((

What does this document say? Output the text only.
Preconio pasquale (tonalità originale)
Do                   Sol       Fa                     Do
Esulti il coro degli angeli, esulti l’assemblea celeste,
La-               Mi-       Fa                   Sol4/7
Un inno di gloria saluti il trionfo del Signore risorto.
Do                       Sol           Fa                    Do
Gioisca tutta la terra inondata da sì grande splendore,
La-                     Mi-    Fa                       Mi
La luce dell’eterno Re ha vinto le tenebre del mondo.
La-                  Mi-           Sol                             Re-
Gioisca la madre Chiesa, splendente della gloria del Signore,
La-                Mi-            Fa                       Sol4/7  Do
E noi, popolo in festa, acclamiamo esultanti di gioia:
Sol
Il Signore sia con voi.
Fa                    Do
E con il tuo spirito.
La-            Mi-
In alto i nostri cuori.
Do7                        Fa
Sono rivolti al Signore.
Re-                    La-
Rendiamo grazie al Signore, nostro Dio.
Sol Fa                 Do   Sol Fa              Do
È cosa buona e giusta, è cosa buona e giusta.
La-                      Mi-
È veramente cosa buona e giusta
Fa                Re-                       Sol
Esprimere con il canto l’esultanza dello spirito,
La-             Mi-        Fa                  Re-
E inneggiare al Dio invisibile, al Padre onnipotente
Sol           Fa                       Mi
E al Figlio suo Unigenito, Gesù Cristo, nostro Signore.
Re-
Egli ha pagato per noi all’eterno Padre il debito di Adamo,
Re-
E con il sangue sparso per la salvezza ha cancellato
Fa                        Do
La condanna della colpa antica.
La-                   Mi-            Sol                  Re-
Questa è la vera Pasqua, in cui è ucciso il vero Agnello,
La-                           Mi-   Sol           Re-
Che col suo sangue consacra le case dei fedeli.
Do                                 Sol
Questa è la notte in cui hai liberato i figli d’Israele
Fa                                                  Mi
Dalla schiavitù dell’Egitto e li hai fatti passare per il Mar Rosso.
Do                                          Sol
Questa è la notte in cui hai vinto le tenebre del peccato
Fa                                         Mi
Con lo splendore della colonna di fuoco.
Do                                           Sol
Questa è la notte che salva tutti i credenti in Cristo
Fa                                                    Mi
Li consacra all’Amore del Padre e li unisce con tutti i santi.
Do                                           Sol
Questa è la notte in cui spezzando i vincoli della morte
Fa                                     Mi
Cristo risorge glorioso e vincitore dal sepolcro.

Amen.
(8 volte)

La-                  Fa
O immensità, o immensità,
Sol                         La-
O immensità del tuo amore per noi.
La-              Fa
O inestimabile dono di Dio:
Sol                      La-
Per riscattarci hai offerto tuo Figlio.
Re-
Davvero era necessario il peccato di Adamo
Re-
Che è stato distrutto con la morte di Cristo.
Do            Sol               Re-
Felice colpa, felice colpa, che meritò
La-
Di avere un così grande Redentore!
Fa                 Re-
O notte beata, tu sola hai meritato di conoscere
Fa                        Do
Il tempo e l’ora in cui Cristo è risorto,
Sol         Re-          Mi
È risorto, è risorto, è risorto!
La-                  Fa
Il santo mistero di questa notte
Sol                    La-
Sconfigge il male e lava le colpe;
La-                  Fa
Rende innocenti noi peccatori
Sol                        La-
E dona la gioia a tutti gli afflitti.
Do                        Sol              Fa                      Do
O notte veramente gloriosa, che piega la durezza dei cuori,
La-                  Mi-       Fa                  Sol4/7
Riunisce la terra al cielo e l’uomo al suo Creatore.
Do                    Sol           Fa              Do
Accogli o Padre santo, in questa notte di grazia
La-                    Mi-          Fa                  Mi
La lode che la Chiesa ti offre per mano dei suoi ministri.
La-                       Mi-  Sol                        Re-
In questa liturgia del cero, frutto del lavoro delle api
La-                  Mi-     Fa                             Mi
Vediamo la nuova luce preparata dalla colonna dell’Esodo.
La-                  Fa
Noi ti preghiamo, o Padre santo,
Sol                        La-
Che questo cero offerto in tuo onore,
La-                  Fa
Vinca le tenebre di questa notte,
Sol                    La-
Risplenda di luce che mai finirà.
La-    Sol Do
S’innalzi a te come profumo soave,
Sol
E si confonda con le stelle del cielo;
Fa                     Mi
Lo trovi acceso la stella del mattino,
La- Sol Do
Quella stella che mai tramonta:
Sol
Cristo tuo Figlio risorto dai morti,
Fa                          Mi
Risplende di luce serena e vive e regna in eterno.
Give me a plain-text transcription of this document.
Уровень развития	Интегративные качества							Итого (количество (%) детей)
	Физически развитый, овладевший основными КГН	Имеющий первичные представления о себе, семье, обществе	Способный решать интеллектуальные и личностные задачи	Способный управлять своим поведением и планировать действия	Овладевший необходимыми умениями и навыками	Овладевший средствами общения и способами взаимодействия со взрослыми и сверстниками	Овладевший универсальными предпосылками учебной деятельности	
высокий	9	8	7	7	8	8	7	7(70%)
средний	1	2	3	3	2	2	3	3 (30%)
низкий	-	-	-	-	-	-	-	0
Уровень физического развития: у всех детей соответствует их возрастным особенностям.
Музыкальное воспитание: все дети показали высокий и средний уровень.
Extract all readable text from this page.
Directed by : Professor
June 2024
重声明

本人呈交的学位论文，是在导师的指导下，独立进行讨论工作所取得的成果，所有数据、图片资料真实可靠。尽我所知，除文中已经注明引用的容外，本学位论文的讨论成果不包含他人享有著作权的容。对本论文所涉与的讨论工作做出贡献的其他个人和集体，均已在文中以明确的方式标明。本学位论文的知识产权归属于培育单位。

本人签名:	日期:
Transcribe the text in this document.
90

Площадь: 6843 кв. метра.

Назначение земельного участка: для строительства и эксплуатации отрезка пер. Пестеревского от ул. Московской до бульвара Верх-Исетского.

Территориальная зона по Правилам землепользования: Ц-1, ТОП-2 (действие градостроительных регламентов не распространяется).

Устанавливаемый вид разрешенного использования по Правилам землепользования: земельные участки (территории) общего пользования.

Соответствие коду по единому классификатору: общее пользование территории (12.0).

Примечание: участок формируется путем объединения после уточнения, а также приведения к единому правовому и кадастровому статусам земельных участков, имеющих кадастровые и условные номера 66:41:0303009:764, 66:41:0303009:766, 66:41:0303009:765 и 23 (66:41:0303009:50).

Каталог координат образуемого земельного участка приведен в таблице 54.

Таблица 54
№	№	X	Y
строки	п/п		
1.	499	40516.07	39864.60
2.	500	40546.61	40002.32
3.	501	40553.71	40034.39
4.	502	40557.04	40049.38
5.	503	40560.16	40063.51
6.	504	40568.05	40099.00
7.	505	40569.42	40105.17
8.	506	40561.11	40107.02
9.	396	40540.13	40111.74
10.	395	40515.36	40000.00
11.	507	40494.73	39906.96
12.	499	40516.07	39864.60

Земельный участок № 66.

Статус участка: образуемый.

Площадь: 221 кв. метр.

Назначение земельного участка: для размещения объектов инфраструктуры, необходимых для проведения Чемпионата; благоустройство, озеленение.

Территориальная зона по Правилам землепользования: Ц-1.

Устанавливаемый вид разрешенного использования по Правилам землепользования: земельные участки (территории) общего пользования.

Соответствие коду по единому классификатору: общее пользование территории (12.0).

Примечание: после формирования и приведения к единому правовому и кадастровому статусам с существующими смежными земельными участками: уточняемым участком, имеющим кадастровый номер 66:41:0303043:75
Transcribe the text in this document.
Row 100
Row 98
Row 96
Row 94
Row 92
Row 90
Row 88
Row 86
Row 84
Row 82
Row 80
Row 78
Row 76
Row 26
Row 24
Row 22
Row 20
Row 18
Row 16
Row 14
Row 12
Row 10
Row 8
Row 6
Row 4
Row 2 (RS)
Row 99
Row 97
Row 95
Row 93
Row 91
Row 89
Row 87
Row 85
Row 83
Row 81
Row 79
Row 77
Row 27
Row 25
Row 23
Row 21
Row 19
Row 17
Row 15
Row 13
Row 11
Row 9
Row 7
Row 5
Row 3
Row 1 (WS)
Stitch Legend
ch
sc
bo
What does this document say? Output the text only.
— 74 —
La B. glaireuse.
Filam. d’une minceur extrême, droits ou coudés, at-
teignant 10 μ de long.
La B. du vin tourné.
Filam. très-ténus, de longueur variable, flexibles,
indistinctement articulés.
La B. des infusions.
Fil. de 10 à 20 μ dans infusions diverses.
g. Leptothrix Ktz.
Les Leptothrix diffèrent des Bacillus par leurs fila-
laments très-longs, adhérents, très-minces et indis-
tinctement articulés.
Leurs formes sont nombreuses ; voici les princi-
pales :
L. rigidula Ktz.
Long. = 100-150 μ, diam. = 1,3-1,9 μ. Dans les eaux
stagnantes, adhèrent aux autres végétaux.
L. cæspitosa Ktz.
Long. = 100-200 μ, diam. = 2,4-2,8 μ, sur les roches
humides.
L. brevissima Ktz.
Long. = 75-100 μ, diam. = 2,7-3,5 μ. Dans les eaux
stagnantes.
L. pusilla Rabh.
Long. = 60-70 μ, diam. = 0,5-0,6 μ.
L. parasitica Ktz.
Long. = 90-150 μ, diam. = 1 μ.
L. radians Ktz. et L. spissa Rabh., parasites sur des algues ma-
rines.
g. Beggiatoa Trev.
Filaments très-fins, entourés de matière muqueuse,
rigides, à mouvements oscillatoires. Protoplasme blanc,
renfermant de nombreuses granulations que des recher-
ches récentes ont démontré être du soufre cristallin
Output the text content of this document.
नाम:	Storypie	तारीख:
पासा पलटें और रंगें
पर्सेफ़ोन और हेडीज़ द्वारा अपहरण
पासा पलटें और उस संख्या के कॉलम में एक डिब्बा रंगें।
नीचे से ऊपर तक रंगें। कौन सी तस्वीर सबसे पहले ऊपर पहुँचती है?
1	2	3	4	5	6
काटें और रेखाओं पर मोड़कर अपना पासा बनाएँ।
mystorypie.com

))

WRITTEN EXERCISE: Search the entries for the string "luce" and collect each line that has it.

THE ANSWER:
La luce dell’eterno Re ha vinto le tenebre del mondo.
Vediamo la nuova luce preparata dalla colonna dell’Esodo.
Risplenda di luce che mai finirà.
Risplende di luce serena e vive e regna in eterno.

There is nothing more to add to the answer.